[START]

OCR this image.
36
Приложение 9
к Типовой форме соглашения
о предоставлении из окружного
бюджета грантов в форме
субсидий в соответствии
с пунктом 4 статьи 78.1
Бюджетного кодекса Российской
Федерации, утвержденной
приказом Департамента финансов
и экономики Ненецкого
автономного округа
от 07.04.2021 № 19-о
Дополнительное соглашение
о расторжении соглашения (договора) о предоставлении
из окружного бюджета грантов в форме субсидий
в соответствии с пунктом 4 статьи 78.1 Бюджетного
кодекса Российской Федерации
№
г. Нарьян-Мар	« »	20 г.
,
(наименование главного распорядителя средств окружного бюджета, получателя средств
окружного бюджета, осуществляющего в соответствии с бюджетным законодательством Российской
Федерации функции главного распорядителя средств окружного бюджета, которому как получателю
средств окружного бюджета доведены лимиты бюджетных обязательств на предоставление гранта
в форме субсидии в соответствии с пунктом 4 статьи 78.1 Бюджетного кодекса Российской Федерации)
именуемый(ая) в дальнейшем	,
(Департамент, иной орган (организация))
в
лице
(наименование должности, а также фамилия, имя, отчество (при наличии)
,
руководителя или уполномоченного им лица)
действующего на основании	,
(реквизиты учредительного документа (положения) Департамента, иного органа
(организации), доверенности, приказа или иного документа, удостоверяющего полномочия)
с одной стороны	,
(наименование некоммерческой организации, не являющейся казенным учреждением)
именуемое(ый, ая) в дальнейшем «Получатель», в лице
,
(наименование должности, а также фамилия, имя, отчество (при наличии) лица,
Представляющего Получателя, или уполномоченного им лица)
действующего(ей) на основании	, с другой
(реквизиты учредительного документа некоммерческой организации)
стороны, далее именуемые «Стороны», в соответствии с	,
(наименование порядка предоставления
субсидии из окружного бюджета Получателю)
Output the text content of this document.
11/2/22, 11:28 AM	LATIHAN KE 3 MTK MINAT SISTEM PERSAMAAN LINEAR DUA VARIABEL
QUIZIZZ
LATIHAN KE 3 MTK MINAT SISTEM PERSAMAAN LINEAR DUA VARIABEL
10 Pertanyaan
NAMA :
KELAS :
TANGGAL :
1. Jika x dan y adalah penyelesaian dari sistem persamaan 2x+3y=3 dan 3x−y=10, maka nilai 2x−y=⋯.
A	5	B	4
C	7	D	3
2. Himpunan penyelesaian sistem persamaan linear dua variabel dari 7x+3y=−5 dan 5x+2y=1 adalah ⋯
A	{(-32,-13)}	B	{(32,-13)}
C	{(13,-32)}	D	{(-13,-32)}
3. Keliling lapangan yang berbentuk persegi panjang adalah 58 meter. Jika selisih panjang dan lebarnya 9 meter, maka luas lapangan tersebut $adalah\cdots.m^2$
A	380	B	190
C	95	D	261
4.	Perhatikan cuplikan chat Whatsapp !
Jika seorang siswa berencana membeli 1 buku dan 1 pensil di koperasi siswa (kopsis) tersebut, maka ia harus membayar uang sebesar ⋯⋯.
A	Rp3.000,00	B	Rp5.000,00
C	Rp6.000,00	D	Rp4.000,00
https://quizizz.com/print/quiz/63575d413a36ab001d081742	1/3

[END]

WRITTEN TASK. Reply with the number of lines in the data that include the string "Российской" and nothing else.

RESULT OF THE EXERCISE. 4